#### Written task
Copy whichever lines contain the string "this".

________________________

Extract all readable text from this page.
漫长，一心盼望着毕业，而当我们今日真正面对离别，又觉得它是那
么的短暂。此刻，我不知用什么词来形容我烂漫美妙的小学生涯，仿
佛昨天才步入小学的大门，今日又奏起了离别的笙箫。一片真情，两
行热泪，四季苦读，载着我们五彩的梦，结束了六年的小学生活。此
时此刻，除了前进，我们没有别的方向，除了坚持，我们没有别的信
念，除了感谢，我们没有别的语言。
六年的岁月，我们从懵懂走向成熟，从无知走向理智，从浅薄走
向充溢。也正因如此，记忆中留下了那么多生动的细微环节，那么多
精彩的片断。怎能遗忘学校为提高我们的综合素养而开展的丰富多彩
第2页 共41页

________________________

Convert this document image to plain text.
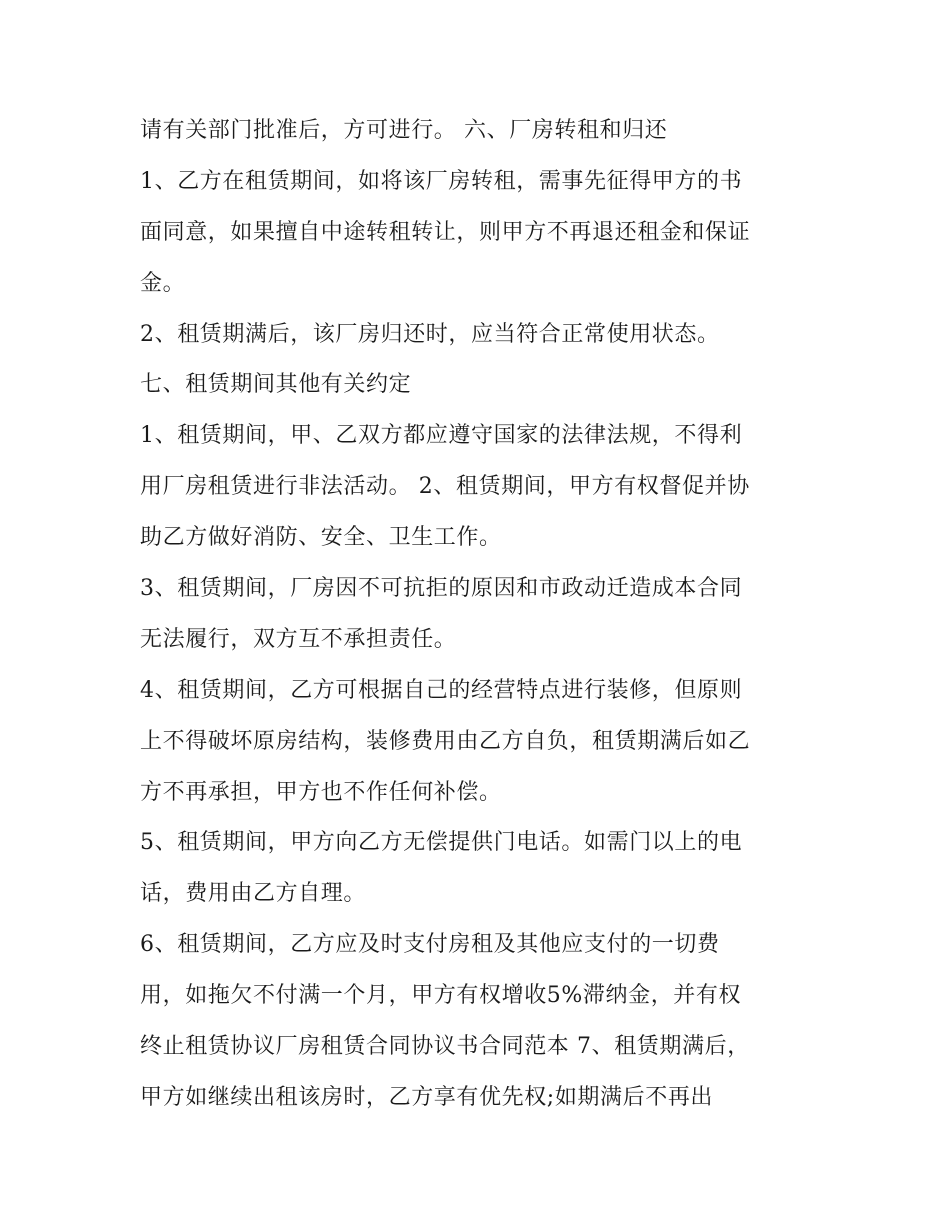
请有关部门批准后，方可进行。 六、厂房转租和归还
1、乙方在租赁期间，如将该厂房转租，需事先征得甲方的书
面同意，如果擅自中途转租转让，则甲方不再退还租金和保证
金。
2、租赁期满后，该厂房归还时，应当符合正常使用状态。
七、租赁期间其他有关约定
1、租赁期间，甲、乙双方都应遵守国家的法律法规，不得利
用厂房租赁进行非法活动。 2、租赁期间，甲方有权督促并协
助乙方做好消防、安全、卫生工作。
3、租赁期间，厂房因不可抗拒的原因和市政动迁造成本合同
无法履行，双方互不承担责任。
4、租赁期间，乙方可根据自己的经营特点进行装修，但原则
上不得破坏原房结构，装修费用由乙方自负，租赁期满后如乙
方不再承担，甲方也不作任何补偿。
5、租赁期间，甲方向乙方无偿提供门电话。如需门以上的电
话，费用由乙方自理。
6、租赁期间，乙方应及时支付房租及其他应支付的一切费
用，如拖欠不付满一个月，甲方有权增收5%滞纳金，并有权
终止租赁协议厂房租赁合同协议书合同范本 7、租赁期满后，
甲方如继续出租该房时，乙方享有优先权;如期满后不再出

________________________

#### Task answer
Extract all readable text from this page.
Convert this document image to plain text.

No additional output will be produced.